begin Exercise data

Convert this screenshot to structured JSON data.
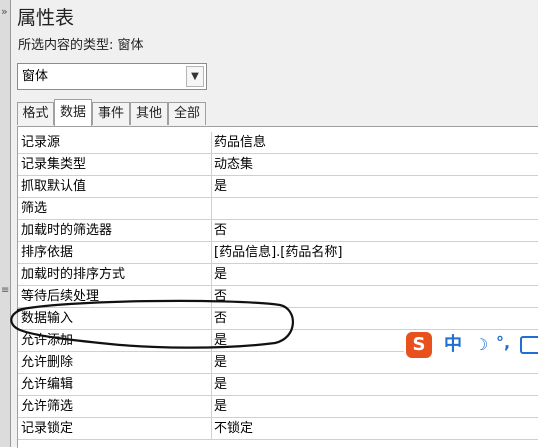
{
  "panel": {
    "title": "属性表",
    "selection_type_label": "所选内容的类型: 窗体"
  },
  "object_select": {
    "value": "窗体"
  },
  "tabs": [
    {
      "label": "格式"
    },
    {
      "label": "数据"
    },
    {
      "label": "事件"
    },
    {
      "label": "其他"
    },
    {
      "label": "全部"
    }
  ],
  "active_tab": "数据",
  "properties": [
    {
      "name": "记录源",
      "value": "药品信息"
    },
    {
      "name": "记录集类型",
      "value": "动态集"
    },
    {
      "name": "抓取默认值",
      "value": "是"
    },
    {
      "name": "筛选",
      "value": ""
    },
    {
      "name": "加载时的筛选器",
      "value": "否"
    },
    {
      "name": "排序依据",
      "value": "[药品信息].[药品名称]"
    },
    {
      "name": "加载时的排序方式",
      "value": "是"
    },
    {
      "name": "等待后续处理",
      "value": "否"
    },
    {
      "name": "数据输入",
      "value": "否"
    },
    {
      "name": "允许添加",
      "value": "是"
    },
    {
      "name": "允许删除",
      "value": "是"
    },
    {
      "name": "允许编辑",
      "value": "是"
    },
    {
      "name": "允许筛选",
      "value": "是"
    },
    {
      "name": "记录锁定",
      "value": "不锁定"
    }
  ],
  "ime_toolbar": {
    "logo": "S",
    "mode": "中",
    "punctuation": "°,",
    "icons": [
      "moon-icon",
      "keyboard-icon"
    ]
  },
  "colors": {
    "panel_bg": "#f0f0f0",
    "annotation_stroke": "#111111",
    "ime_logo": "#e8501c",
    "ime_accent": "#1f6fd0"
  }
}
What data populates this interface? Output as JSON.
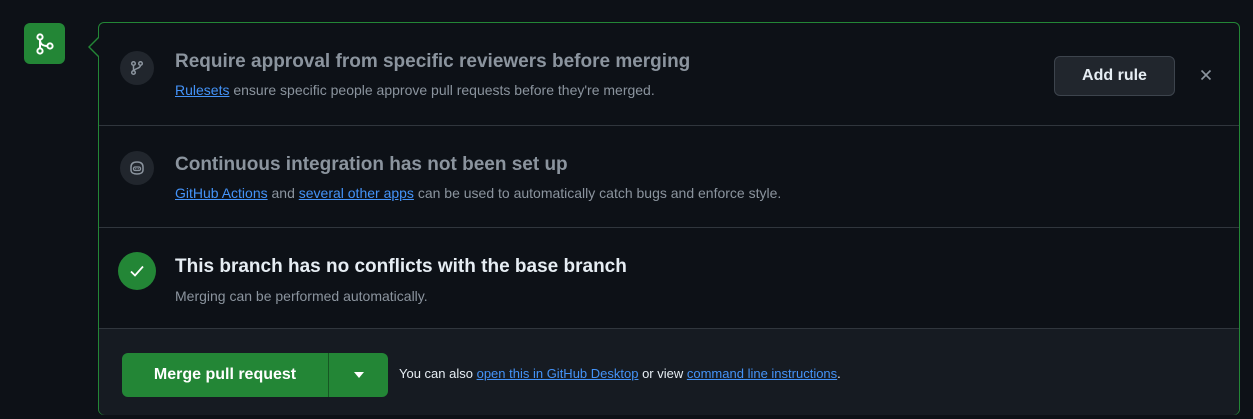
{
  "icons": {
    "merge": "git-merge-icon",
    "reviewers": "git-branch-icon",
    "ci": "copilot-icon",
    "conflicts": "check-icon",
    "close": "close-icon",
    "dropdown": "triangle-down-icon"
  },
  "colors": {
    "accent_green": "#238636",
    "link_blue": "#4493f8",
    "muted_text": "#8b949e",
    "background": "#0d1117",
    "border": "#30363d"
  },
  "reviewers_section": {
    "title": "Require approval from specific reviewers before merging",
    "link": "Rulesets",
    "desc_rest": " ensure specific people approve pull requests before they're merged.",
    "button": "Add rule"
  },
  "ci_section": {
    "title": "Continuous integration has not been set up",
    "link1": "GitHub Actions",
    "desc_mid": " and ",
    "link2": "several other apps",
    "desc_rest": " can be used to automatically catch bugs and enforce style."
  },
  "conflicts_section": {
    "title": "This branch has no conflicts with the base branch",
    "desc": "Merging can be performed automatically."
  },
  "merge_section": {
    "button": "Merge pull request",
    "prefix": "You can also ",
    "link1": "open this in GitHub Desktop",
    "mid": " or view ",
    "link2": "command line instructions",
    "suffix": "."
  }
}
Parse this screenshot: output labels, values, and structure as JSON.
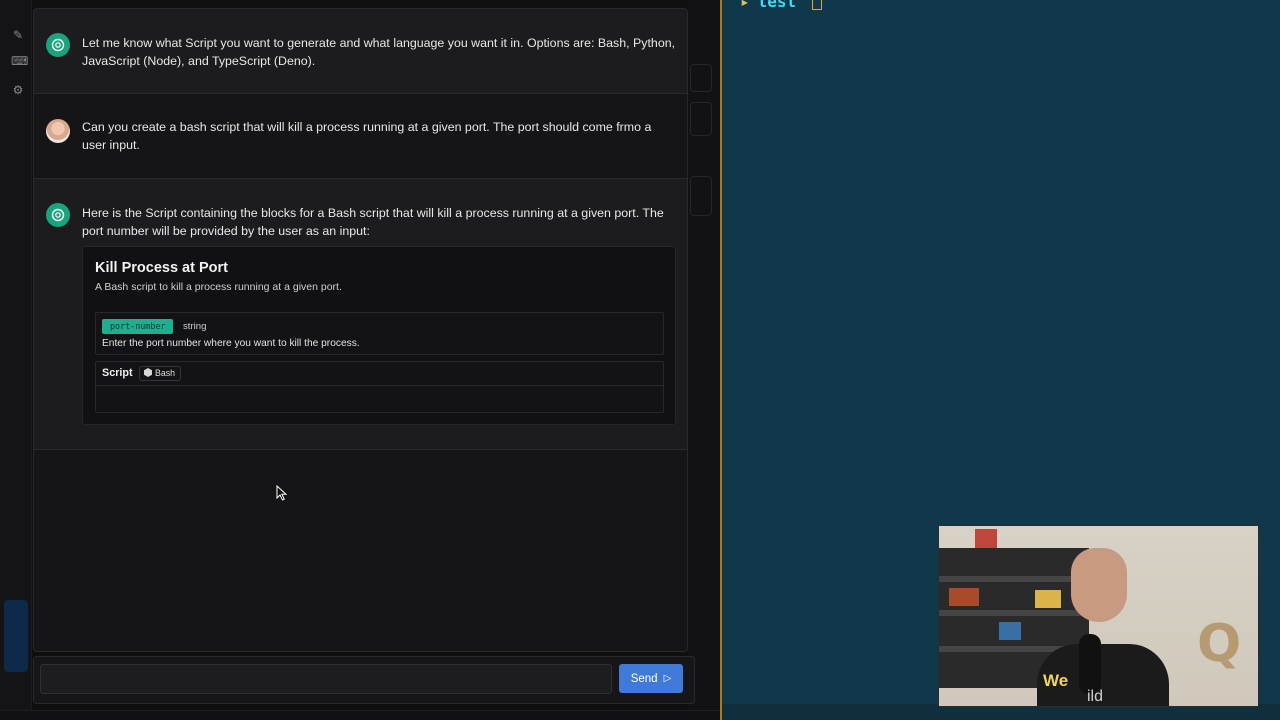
{
  "messages": [
    {
      "role": "assistant",
      "text": "Let me know what Script you want to generate and what language you want it in. Options are: Bash, Python, JavaScript (Node), and TypeScript (Deno)."
    },
    {
      "role": "user",
      "text": "Can you create a bash script that will kill a process running at a given port. The port should come frmo a user input."
    },
    {
      "role": "assistant",
      "text": "Here is the Script containing the blocks for a Bash script that will kill a process running at a given port. The port number will be provided by the user as an input:"
    }
  ],
  "script_card": {
    "title": "Kill Process at Port",
    "description": "A Bash script to kill a process running at a given port.",
    "argument": {
      "name": "port-number",
      "type": "string",
      "description": "Enter the port number where you want to kill the process."
    },
    "script_label": "Script",
    "language": "Bash"
  },
  "composer": {
    "input_value": "",
    "input_placeholder": "",
    "send_label": "Send"
  },
  "editor": {
    "code_text": "test"
  },
  "webcam": {
    "shirt_line1": "We",
    "shirt_line2": "ild"
  },
  "colors": {
    "accent_green": "#19a37f",
    "badge_teal": "#1fae8f",
    "send_blue": "#3f7ad9",
    "editor_bg": "#11374a",
    "divider_gold": "#a67c1a"
  },
  "icons": [
    "openai-icon",
    "user-avatar",
    "bash-icon",
    "send-icon",
    "edit-icon",
    "terminal-icon",
    "gear-icon"
  ]
}
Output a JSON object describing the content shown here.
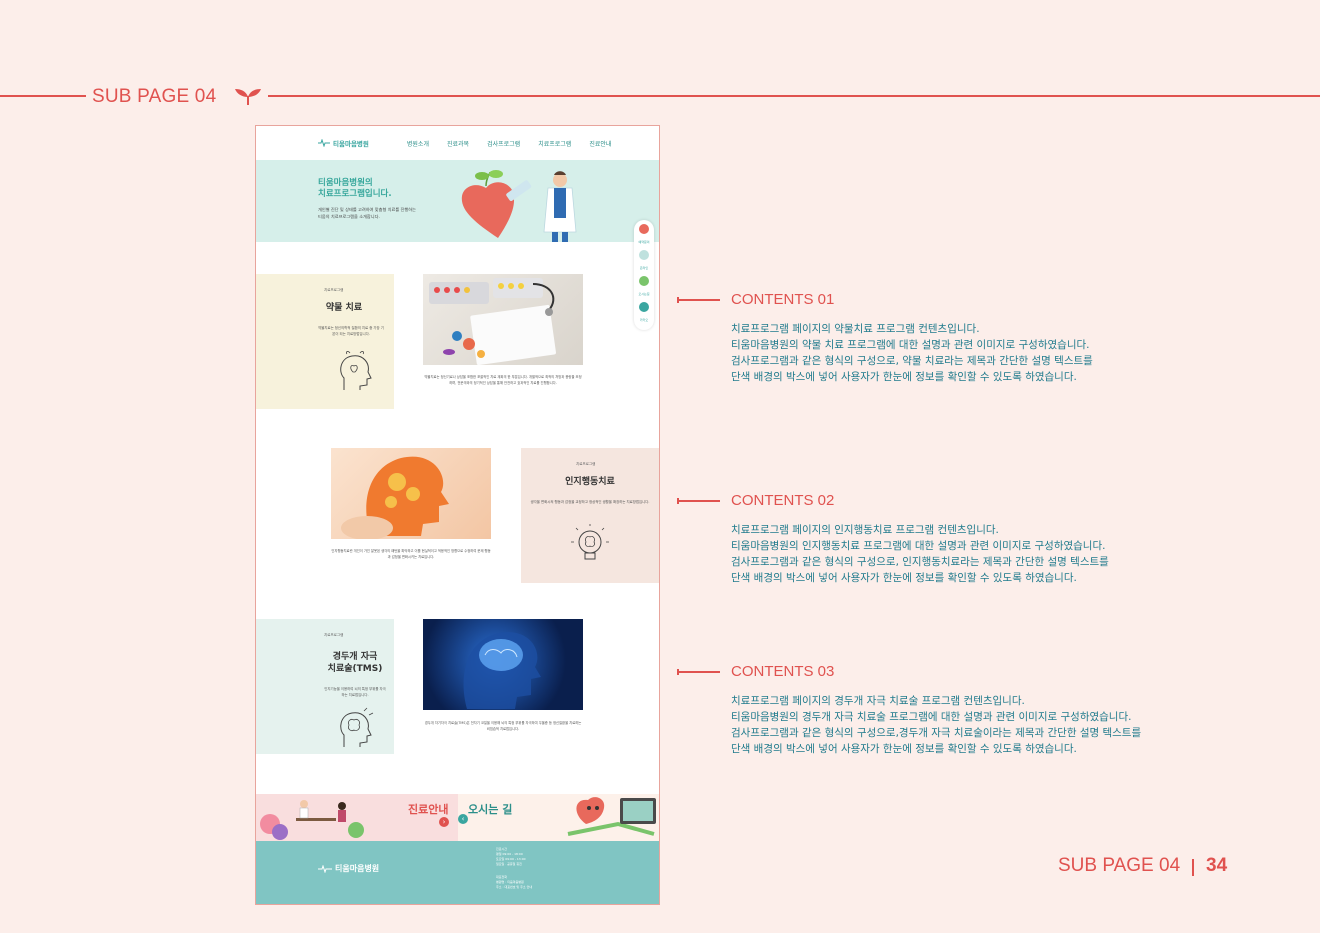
{
  "header": {
    "title": "SUB PAGE 04"
  },
  "mockup": {
    "nav": {
      "logo": "티움마음병원",
      "menu": [
        "병원소개",
        "진료과목",
        "검사프로그램",
        "치료프로그램",
        "진료안내"
      ]
    },
    "hero": {
      "title_line1": "티움마음병원의",
      "title_line2": "치료프로그램입니다.",
      "desc_line1": "개인별 진단 및 상태를 고려하여 맞춤형 치료를 진행하는",
      "desc_line2": "티움의 치료프로그램을 소개합니다."
    },
    "sidebar": [
      "예약문의",
      "온라인",
      "오시는길",
      "카카오"
    ],
    "sections": [
      {
        "caption": "치료프로그램",
        "title": "약물 치료",
        "desc": "약물치료는 정신의학적 질환의 치료 중 가장 기본이 되는 치료방법입니다.",
        "body": "약물치료는 정신기료나 상담을 포함한 포괄적인 치료 계획의 한 부분입니다. 개별적으로 최적의 처방과 용량을 조정하며, 전문의와의 정기적인 상담을 통해 안전하고 효과적인 치료를 진행합니다."
      },
      {
        "caption": "치료프로그램",
        "title": "인지행동치료",
        "desc": "생각을 변화시켜 행동과 감정을 교정하고 정상적인 생활을 확장하는 치료방법입니다.",
        "body": "인지행동치료란 개인이 가진 잘못된 생각의 패턴을 파악하고 이를 현실적이고 적응적인 방향으로 수정하여 문제 행동과 감정을 변화시키는 치료입니다."
      },
      {
        "caption": "치료프로그램",
        "title_line1": "경두개 자극",
        "title_line2": "치료술(TMS)",
        "desc": "인지기능을 이용하여 뇌의 특정 부위를 자극하는 치료법입니다.",
        "body": "경두개 자기자극 치료술(TMS)은 전자기 코일을 이용해 뇌의 특정 부위를 자극하여 우울증 등 정신질환을 치료하는 비침습적 치료법입니다."
      }
    ],
    "bottom": {
      "left_label": "진료안내",
      "right_label": "오시는 길"
    },
    "footer": {
      "logo": "티움마음병원",
      "info_title": "진료시간",
      "info_lines": [
        "평일 09:00 - 18:00",
        "토요일 09:00 - 13:00",
        "일요일 · 공휴일 휴진"
      ],
      "contact_title": "대표전화",
      "contact_lines": [
        "병원명 : 티움마음병원",
        "주소 : 대표번호 및 주소 안내"
      ]
    }
  },
  "contents": [
    {
      "title": "CONTENTS 01",
      "lines": [
        "치료프로그램 페이지의 약물치료 프로그램 컨텐츠입니다.",
        "티움마음병원의 약물 치료 프로그램에 대한 설명과 관련 이미지로 구성하였습니다.",
        "검사프로그램과 같은 형식의 구성으로, 약물 치료라는 제목과 간단한 설명 텍스트를",
        "단색 배경의 박스에 넣어 사용자가 한눈에 정보를 확인할 수 있도록 하였습니다."
      ]
    },
    {
      "title": "CONTENTS 02",
      "lines": [
        "치료프로그램 페이지의 인지행동치료 프로그램 컨텐츠입니다.",
        "티움마음병원의 인지행동치료 프로그램에 대한 설명과 관련 이미지로 구성하였습니다.",
        "검사프로그램과 같은 형식의 구성으로, 인지행동치료라는 제목과 간단한 설명 텍스트를",
        "단색 배경의 박스에 넣어 사용자가 한눈에 정보를 확인할 수 있도록 하였습니다."
      ]
    },
    {
      "title": "CONTENTS 03",
      "lines": [
        "치료프로그램 페이지의 경두개 자극 치료술 프로그램 컨텐츠입니다.",
        "티움마음병원의 경두개 자극 치료술 프로그램에 대한 설명과 관련 이미지로 구성하였습니다.",
        "검사프로그램과 같은 형식의 구성으로,경두개 자극 치료술이라는 제목과 간단한 설명 텍스트를",
        "단색 배경의 박스에 넣어 사용자가 한눈에 정보를 확인할 수 있도록 하였습니다."
      ]
    }
  ],
  "page_footer": {
    "label": "SUB PAGE  04",
    "number": "34"
  },
  "colors": {
    "accent": "#e0524f",
    "teal": "#1f7a8c",
    "mint": "#d6efea"
  }
}
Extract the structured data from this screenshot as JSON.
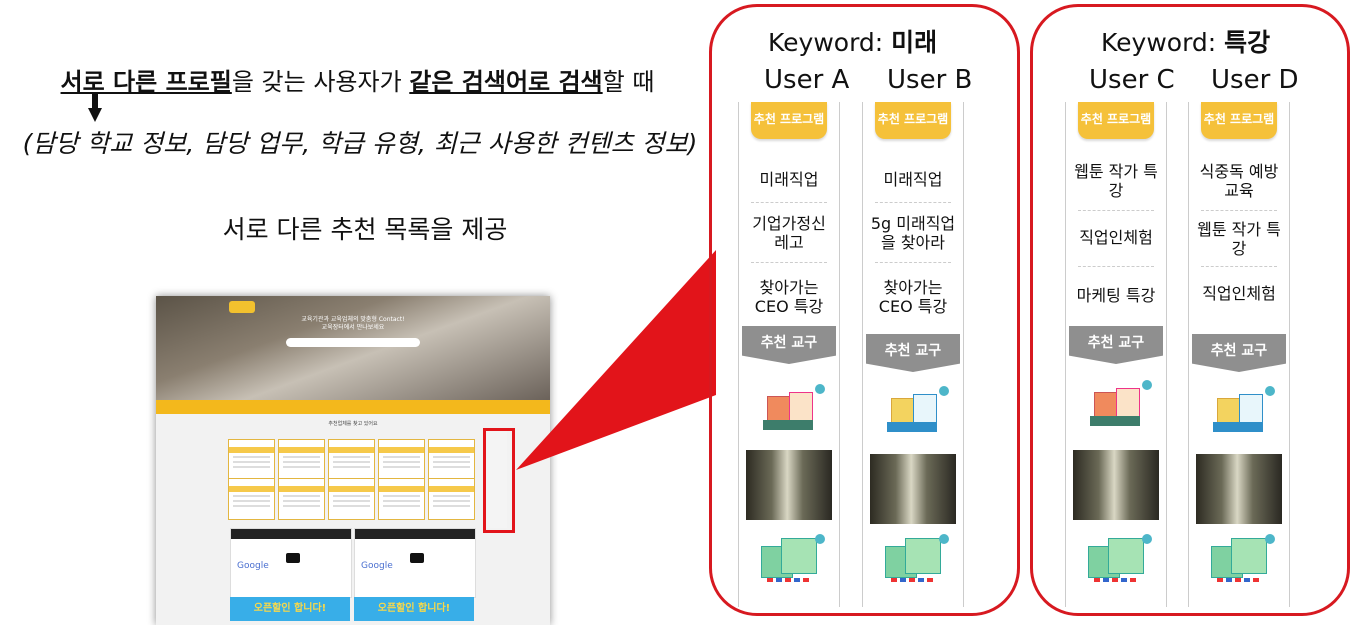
{
  "left": {
    "headline": {
      "part1": "서로 다른 프로필",
      "part2": "을 갖는 사용자가 ",
      "part3": "같은 검색어로 검색",
      "part4": "할 때"
    },
    "profile_note": "(담당 학교 정보, 담당 업무, 학급 유형, 최근 사용한 컨텐츠 정보)",
    "result_note": "서로 다른 추천 목록을 제공"
  },
  "site": {
    "hero_title": "교육기관과 교육업체의 맞춤형 Contact!",
    "hero_subtitle": "교육장터에서 만나보세요",
    "section_title": "추천업체를 찾고 있어요",
    "video_brand": "Google",
    "banner_text": "오픈할인 합니다!"
  },
  "groups": [
    {
      "keyword_label": "Keyword: ",
      "keyword": "미래",
      "program_label": "추천 프로그램",
      "tools_label": "추천 교구",
      "users": [
        {
          "name": "User A",
          "programs": [
            "미래직업",
            "기업가정신 레고",
            "찾아가는 CEO 특강"
          ]
        },
        {
          "name": "User B",
          "programs": [
            "미래직업",
            "5g 미래직업 을 찾아라",
            "찾아가는 CEO 특강"
          ]
        }
      ]
    },
    {
      "keyword_label": "Keyword: ",
      "keyword": "특강",
      "program_label": "추천 프로그램",
      "tools_label": "추천 교구",
      "users": [
        {
          "name": "User C",
          "programs": [
            "웹툰 작가 특 강",
            "직업인체험",
            "마케팅 특강"
          ]
        },
        {
          "name": "User D",
          "programs": [
            "식중독 예방 교육",
            "웹툰 작가 특 강",
            "직업인체험"
          ]
        }
      ]
    }
  ],
  "colors": {
    "highlight": "#d71920",
    "ribbon": "#f5c13a",
    "tools_tab": "#8f8f8f"
  }
}
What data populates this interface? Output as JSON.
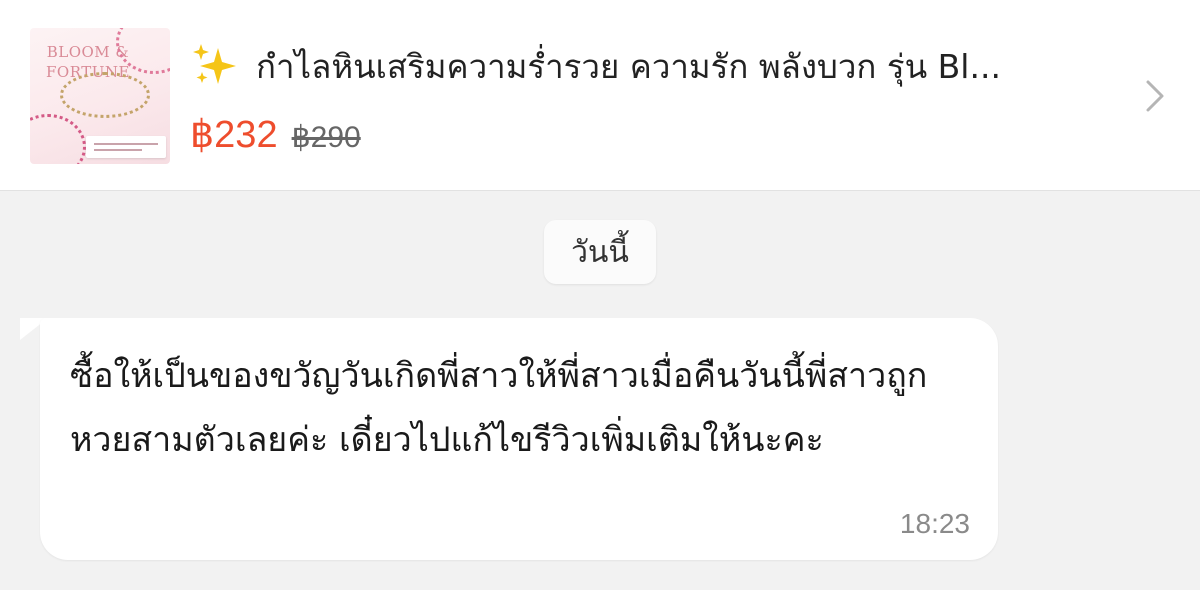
{
  "product": {
    "thumbnail_brand": "BLOOM & FORTUNE",
    "sparkle_icon": "sparkles-icon",
    "title": "กำไลหินเสริมความร่ำรวย ความรัก พลังบวก รุ่น Bl...",
    "price": "฿232",
    "original_price": "฿290",
    "chevron_icon": "chevron-right-icon",
    "price_color": "#ee4d2d"
  },
  "chat": {
    "date_label": "วันนี้",
    "messages": [
      {
        "text": "ซื้อให้เป็นของขวัญวันเกิดพี่สาวให้พี่สาวเมื่อคืนวันนี้พี่สาวถูกหวยสามตัวเลยค่ะ เดี๋ยวไปแก้ไขรีวิวเพิ่มเติมให้นะคะ",
        "time": "18:23"
      }
    ]
  }
}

end Exercise data

> **Short problem**
Give solely the number of lines in the data that contain the string "프로그램에".

> **Reply to the exercise**
3